--- Data shown Enclosed Below ---

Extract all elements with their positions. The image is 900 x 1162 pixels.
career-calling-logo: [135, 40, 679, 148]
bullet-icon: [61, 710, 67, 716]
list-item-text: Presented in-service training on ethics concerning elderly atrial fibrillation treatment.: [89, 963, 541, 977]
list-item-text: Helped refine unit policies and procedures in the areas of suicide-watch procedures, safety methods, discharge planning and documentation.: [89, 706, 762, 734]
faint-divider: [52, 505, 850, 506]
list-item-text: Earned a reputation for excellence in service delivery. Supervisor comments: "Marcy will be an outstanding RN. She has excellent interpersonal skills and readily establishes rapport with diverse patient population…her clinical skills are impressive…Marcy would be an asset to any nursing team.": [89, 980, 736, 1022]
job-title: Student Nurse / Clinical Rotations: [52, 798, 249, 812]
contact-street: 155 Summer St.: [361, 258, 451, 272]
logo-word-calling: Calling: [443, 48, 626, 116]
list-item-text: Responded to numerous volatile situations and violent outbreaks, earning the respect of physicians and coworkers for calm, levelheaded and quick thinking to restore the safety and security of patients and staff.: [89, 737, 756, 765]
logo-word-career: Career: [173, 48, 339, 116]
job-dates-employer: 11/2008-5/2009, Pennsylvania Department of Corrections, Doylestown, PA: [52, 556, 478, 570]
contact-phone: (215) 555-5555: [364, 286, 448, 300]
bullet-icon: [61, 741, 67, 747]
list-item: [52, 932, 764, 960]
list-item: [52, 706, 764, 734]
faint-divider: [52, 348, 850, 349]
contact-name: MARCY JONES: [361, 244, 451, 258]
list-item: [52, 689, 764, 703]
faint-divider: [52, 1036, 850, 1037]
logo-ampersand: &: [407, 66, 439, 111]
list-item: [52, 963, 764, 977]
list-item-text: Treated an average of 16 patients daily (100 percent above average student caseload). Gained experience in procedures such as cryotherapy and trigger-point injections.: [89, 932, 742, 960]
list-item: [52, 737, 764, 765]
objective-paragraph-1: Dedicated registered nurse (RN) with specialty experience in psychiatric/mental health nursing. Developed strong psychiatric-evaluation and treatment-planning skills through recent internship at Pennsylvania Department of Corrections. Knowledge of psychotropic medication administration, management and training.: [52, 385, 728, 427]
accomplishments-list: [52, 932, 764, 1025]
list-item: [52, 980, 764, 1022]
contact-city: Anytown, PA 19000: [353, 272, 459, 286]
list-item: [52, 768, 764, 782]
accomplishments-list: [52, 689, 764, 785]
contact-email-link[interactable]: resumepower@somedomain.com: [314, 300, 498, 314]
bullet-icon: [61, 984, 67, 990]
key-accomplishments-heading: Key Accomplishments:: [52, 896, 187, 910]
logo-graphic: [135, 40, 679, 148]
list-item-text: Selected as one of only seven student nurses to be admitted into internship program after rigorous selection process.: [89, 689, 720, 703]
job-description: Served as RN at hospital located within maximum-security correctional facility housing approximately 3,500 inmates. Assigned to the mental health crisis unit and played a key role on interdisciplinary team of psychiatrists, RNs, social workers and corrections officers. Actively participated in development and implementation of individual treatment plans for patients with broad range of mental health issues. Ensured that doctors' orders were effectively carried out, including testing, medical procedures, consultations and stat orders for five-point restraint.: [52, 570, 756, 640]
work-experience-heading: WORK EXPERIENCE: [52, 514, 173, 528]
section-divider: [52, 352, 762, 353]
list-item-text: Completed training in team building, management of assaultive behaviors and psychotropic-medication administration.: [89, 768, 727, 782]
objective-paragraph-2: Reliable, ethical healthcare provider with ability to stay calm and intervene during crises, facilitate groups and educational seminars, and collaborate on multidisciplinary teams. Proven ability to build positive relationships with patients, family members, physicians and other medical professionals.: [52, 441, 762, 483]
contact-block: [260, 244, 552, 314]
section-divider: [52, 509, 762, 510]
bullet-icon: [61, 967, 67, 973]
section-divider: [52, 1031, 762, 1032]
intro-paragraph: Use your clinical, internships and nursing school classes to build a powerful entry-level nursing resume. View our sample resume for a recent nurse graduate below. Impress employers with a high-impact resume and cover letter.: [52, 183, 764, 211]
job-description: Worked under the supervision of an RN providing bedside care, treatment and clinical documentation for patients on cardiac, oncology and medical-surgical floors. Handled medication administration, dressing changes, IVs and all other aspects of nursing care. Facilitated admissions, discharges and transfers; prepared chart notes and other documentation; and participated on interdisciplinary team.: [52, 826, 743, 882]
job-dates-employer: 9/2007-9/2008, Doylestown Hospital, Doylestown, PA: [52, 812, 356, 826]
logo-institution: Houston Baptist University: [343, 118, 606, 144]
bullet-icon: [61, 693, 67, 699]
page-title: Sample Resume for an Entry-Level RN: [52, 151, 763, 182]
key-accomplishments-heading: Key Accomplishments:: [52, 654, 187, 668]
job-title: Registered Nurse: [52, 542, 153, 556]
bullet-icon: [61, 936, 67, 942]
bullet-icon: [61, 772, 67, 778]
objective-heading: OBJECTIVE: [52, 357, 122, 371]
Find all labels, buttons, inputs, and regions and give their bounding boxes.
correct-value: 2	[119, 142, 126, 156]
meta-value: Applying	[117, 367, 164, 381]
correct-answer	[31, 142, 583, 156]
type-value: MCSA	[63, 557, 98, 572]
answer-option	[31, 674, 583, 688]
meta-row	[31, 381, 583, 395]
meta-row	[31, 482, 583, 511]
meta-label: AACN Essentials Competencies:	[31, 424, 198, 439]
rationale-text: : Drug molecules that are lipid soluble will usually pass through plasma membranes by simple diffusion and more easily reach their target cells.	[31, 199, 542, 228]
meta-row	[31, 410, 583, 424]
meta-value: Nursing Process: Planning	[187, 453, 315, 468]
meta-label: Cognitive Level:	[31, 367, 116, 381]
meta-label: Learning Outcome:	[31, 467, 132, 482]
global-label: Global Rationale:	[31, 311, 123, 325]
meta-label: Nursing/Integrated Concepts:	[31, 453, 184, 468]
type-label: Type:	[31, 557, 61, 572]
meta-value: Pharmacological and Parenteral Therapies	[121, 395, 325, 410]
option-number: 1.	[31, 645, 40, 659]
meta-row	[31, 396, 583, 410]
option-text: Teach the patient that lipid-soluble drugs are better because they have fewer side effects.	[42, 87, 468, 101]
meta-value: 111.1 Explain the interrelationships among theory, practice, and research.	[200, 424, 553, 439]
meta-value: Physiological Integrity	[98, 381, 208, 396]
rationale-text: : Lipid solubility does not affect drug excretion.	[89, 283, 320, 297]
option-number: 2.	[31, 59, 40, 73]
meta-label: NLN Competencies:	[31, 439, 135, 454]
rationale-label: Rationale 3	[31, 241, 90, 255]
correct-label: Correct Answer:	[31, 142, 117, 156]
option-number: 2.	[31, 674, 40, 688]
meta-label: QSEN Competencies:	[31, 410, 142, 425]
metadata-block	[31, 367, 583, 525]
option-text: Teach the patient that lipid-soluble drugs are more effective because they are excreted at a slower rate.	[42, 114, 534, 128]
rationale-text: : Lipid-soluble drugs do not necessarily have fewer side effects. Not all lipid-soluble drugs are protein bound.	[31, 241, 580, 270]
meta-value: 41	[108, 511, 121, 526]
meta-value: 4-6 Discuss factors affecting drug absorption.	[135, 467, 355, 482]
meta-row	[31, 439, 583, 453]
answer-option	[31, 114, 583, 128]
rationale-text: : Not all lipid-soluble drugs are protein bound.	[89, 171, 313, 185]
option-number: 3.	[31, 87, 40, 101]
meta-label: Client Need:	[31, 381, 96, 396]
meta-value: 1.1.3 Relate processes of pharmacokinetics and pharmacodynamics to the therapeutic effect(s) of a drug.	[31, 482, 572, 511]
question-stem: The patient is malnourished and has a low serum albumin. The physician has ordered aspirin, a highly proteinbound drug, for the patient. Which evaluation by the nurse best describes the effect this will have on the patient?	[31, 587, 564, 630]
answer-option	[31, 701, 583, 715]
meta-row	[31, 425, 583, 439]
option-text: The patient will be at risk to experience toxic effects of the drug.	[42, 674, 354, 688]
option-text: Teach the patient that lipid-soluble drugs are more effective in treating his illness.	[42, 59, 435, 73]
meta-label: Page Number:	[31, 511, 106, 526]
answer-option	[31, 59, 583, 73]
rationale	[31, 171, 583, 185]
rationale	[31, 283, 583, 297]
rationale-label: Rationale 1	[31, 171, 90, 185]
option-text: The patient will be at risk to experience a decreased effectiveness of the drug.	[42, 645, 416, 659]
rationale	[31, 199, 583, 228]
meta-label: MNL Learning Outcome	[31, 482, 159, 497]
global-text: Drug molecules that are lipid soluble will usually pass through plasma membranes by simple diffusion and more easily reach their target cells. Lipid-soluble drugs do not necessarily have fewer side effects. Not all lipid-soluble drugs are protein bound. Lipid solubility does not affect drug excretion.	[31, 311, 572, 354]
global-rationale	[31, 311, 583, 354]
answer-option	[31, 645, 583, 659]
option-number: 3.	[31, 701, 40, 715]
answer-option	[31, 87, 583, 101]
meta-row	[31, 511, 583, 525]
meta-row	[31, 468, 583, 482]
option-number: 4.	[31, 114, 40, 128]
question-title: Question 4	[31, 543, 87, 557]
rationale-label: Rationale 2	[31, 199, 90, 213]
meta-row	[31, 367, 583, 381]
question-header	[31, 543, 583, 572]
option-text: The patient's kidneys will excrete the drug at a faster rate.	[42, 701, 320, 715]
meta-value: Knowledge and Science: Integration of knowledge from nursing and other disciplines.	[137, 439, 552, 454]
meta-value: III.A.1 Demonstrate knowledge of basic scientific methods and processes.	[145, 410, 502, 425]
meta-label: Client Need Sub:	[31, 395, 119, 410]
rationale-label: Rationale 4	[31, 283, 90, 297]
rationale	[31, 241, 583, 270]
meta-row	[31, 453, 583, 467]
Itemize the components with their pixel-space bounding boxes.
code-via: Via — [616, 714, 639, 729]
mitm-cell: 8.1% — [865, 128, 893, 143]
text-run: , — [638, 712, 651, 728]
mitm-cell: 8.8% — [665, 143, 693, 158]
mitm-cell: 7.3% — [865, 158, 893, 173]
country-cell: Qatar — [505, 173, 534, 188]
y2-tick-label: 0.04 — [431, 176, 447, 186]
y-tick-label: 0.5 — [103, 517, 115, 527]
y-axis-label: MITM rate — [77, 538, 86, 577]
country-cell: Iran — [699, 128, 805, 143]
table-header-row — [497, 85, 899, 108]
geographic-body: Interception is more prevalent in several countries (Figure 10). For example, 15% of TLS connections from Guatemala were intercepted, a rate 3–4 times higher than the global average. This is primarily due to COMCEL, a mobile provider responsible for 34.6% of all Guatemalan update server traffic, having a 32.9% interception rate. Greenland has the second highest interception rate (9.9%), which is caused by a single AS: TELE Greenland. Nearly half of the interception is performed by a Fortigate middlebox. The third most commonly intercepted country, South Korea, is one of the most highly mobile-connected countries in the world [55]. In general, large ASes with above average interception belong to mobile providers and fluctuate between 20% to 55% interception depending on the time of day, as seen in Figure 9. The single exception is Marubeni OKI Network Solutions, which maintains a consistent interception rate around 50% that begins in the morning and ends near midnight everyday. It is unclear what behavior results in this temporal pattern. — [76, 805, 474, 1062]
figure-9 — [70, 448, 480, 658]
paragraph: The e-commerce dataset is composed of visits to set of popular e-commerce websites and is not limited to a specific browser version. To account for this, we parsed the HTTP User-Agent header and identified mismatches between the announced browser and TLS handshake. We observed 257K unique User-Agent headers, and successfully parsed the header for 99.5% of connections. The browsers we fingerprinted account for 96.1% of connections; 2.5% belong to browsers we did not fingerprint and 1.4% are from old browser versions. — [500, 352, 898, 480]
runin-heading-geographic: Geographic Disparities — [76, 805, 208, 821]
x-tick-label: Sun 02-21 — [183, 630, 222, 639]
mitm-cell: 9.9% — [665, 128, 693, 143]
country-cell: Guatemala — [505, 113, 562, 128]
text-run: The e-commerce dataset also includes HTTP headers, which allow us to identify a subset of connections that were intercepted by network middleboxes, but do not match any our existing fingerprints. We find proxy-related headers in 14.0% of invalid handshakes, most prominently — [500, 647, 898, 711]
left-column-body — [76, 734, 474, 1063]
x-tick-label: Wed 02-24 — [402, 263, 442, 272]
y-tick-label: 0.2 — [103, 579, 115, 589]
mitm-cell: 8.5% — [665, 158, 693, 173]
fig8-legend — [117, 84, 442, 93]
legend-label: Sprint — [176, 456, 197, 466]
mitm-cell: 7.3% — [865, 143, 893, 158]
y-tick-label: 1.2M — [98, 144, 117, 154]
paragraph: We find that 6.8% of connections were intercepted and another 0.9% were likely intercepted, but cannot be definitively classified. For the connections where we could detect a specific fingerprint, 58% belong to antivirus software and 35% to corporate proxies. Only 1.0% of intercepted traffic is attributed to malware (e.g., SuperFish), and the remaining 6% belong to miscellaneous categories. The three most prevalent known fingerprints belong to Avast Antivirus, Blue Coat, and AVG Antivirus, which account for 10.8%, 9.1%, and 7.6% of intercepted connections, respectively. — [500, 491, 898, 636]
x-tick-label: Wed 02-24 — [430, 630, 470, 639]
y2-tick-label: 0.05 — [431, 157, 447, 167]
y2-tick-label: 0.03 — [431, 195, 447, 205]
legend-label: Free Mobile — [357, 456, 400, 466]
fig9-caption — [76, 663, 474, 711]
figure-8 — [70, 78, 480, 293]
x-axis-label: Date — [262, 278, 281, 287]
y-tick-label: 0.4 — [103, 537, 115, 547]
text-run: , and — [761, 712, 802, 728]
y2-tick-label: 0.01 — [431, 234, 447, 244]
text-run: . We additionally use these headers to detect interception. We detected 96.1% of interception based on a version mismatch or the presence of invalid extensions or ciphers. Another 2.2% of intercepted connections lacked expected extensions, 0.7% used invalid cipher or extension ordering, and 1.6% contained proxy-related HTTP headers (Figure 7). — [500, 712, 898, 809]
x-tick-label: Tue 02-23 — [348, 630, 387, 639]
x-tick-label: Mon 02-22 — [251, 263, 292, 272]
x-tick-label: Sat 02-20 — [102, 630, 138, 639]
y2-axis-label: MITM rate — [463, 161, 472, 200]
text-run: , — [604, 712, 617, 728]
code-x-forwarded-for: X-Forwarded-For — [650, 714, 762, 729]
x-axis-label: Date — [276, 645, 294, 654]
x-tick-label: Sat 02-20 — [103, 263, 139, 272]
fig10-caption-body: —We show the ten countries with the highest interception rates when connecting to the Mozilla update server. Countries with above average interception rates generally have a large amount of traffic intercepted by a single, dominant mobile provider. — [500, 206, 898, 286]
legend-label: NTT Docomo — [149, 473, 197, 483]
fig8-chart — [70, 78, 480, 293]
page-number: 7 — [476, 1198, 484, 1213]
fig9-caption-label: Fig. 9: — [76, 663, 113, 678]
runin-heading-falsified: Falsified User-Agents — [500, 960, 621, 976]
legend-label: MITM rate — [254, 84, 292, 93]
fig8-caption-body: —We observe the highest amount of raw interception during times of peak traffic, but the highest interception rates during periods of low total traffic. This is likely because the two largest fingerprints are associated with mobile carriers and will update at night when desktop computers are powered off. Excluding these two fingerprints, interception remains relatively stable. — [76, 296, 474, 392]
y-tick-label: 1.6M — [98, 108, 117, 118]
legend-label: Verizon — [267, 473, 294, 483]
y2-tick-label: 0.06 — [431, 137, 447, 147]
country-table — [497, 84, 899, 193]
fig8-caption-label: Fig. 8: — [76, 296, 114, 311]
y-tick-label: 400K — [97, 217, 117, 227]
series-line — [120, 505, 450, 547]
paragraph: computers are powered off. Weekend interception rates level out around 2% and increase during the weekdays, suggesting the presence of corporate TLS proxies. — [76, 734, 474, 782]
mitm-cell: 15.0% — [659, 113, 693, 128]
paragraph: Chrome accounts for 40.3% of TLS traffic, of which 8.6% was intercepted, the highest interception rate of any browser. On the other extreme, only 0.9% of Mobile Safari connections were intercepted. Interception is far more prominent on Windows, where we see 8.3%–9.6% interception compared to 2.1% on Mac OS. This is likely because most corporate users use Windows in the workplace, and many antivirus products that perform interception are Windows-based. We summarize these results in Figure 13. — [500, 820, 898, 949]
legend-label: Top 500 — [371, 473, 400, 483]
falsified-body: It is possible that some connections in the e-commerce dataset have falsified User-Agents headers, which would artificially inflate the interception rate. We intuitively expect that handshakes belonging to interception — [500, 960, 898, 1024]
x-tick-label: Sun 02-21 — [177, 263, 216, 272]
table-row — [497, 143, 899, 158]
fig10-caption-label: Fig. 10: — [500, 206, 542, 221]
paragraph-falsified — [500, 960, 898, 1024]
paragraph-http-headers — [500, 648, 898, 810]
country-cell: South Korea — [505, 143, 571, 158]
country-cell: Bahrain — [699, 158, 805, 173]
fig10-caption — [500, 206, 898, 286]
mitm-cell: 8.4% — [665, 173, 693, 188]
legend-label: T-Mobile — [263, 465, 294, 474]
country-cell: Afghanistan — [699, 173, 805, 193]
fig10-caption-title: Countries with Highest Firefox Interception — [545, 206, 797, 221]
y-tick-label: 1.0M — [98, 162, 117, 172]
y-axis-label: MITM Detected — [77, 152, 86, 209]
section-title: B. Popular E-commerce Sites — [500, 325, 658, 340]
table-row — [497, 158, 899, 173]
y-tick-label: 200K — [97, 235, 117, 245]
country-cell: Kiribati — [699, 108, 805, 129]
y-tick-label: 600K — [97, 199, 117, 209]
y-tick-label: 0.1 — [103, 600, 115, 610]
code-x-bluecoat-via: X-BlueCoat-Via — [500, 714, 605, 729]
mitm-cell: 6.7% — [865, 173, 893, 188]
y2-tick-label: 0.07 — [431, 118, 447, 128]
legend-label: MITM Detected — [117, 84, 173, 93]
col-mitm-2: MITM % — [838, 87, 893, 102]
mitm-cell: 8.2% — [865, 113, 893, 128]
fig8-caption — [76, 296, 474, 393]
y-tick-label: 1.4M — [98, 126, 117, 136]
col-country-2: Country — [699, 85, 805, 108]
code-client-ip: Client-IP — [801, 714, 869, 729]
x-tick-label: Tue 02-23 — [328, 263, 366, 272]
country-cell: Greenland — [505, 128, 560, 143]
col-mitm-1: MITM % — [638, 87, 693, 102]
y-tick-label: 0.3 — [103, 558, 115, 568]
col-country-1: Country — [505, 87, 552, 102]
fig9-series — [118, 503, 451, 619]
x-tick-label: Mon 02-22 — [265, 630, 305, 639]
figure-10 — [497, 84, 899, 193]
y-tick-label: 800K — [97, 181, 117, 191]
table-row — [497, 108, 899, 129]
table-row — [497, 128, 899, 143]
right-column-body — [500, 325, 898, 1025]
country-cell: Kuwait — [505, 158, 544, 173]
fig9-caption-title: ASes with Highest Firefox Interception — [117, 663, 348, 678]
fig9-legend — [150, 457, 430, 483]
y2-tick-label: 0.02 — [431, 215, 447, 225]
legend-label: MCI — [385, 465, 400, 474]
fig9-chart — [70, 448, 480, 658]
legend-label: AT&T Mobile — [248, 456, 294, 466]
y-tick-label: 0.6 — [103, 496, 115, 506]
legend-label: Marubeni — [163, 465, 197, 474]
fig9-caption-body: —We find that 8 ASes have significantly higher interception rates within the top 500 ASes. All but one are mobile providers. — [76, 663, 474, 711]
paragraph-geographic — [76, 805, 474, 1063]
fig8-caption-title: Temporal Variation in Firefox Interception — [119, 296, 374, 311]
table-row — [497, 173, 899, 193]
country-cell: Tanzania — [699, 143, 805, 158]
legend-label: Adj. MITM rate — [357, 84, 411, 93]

--- End of Enclosed Data shown ---

== Problem to work on ==
In the lines above, locate the string "methods". Copy every line where it occurs.

== Completed exercise ==
list-item-text: Helped refine unit policies and procedures in the areas of suicide-watch procedures, safety methods, discharge planning and documentation.: [89, 706, 762, 734]
meta-value: III.A.1 Demonstrate knowledge of basic scientific methods and processes.	[145, 410, 502, 425]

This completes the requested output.